start

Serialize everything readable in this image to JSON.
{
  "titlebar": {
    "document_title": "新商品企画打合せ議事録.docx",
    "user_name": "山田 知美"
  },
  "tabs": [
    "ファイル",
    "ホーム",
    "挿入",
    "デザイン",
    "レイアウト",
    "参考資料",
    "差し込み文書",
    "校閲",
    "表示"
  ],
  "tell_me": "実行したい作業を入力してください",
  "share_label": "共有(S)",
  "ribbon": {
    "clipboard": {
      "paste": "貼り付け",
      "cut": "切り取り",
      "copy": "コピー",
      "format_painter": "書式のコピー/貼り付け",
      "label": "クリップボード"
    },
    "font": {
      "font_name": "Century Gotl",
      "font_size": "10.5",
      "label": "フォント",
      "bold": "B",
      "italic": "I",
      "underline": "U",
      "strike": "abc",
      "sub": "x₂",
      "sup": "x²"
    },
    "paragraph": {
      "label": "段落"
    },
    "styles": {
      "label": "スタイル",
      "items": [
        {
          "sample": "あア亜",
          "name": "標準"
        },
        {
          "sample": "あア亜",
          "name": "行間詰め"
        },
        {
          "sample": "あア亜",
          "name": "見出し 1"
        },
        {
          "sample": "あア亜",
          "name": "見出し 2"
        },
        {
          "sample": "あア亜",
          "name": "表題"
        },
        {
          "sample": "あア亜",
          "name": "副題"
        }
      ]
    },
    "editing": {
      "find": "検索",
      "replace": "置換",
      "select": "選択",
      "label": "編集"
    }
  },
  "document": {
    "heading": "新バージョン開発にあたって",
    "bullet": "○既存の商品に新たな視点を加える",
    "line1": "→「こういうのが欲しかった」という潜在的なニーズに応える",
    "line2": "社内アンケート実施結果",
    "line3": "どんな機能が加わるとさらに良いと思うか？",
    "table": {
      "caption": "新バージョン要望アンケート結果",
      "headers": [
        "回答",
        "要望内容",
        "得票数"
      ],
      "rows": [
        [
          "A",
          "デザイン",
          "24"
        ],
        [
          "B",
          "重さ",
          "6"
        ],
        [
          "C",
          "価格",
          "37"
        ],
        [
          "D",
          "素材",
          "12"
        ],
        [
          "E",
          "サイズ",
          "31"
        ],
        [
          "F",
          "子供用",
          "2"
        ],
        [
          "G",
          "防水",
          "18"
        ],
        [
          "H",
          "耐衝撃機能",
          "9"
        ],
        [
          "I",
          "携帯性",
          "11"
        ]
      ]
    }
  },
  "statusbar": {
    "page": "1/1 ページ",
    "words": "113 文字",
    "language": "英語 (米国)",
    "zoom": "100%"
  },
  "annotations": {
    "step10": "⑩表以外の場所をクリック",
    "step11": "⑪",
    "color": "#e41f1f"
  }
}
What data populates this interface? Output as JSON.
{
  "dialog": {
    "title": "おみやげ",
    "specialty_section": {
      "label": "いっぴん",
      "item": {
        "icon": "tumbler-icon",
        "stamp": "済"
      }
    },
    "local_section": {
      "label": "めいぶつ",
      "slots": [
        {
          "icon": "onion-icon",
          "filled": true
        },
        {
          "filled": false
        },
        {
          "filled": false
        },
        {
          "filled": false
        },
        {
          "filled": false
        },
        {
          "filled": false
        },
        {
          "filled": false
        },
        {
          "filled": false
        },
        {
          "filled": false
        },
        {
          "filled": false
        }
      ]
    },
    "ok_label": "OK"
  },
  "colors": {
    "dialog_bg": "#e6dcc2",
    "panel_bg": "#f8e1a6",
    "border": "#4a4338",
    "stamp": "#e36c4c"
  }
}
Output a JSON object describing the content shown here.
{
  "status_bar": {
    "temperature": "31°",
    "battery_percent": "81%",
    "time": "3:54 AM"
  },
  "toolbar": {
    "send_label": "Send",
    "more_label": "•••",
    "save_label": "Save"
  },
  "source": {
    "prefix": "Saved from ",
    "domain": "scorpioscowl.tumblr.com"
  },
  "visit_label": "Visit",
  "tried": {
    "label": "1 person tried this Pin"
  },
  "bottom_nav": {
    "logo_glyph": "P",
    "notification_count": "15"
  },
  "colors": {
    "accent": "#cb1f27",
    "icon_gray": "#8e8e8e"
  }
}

end

> **YOUR INSTRUCTIONS**
Your task is to pick out every line with the string "JSON" and copy it.

> **FINAL RESULT**
Serialize everything readable in this image to JSON.
What data populates this interface? Output as JSON.
Output a JSON object describing the content shown here.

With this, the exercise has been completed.